* _SHORT TASK_
Quote the records in full and leave their pictures out.

-- SOURCE RECORDS start --

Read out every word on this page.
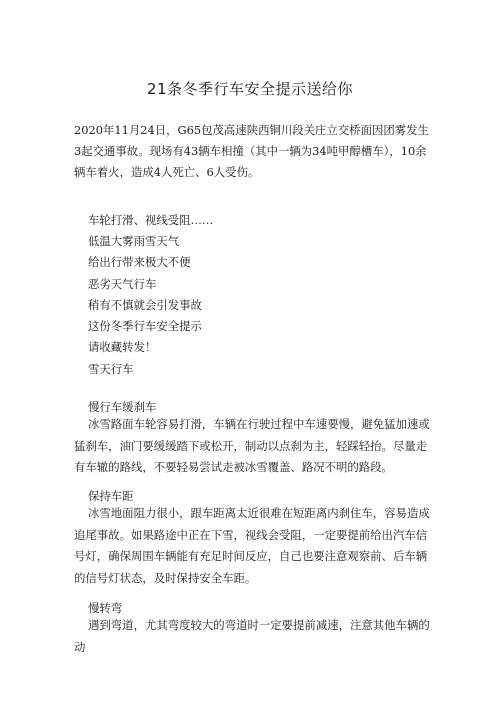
21条冬季行车安全提示送给你
2020年11月24日，G65包茂高速陕西铜川段关庄立交桥面因团雾发生3起交通事故。现场有43辆车相撞（其中一辆为34吨甲醇槽车），10余辆车着火，造成4人死亡、6人受伤。
车轮打滑、视线受阻……
低温大雾雨雪天气
给出行带来极大不便
恶劣天气行车
稍有不慎就会引发事故
这份冬季行车安全提示
请收藏转发！
雪天行车
慢行车缓刹车
冰雪路面车轮容易打滑，车辆在行驶过程中车速要慢，避免猛加速或猛刹车，油门要缓缓踏下或松开，制动以点刹为主，轻踩轻抬。尽量走有车辙的路线，不要轻易尝试走被冰雪覆盖、路况不明的路段。
保持车距
冰雪地面阻力很小，跟车距离太近很难在短距离内刹住车，容易造成追尾事故。如果路途中正在下雪，视线会受阻，一定要提前给出汽车信号灯，确保周围车辆能有充足时间反应，自己也要注意观察前、后车辆的信号灯状态，及时保持安全车距。
慢转弯
遇到弯道，尤其弯度较大的弯道时一定要提前减速，注意其他车辆的动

-- SOURCE RECORDS end --

* _FINISHED EXERCISE_
Read out every word on this page.
21条冬季行车安全提示送给你
2020年11月24日，G65包茂高速陕西铜川段关庄立交桥面因团雾发生3起交通事故。现场有43辆车相撞（其中一辆为34吨甲醇槽车），10余辆车着火，造成4人死亡、6人受伤。
车轮打滑、视线受阻……
低温大雾雨雪天气
给出行带来极大不便
恶劣天气行车
稍有不慎就会引发事故
这份冬季行车安全提示
请收藏转发！
雪天行车
慢行车缓刹车
冰雪路面车轮容易打滑，车辆在行驶过程中车速要慢，避免猛加速或猛刹车，油门要缓缓踏下或松开，制动以点刹为主，轻踩轻抬。尽量走有车辙的路线，不要轻易尝试走被冰雪覆盖、路况不明的路段。
保持车距
冰雪地面阻力很小，跟车距离太近很难在短距离内刹住车，容易造成追尾事故。如果路途中正在下雪，视线会受阻，一定要提前给出汽车信号灯，确保周围车辆能有充足时间反应，自己也要注意观察前、后车辆的信号灯状态，及时保持安全车距。
慢转弯
遇到弯道，尤其弯度较大的弯道时一定要提前减速，注意其他车辆的动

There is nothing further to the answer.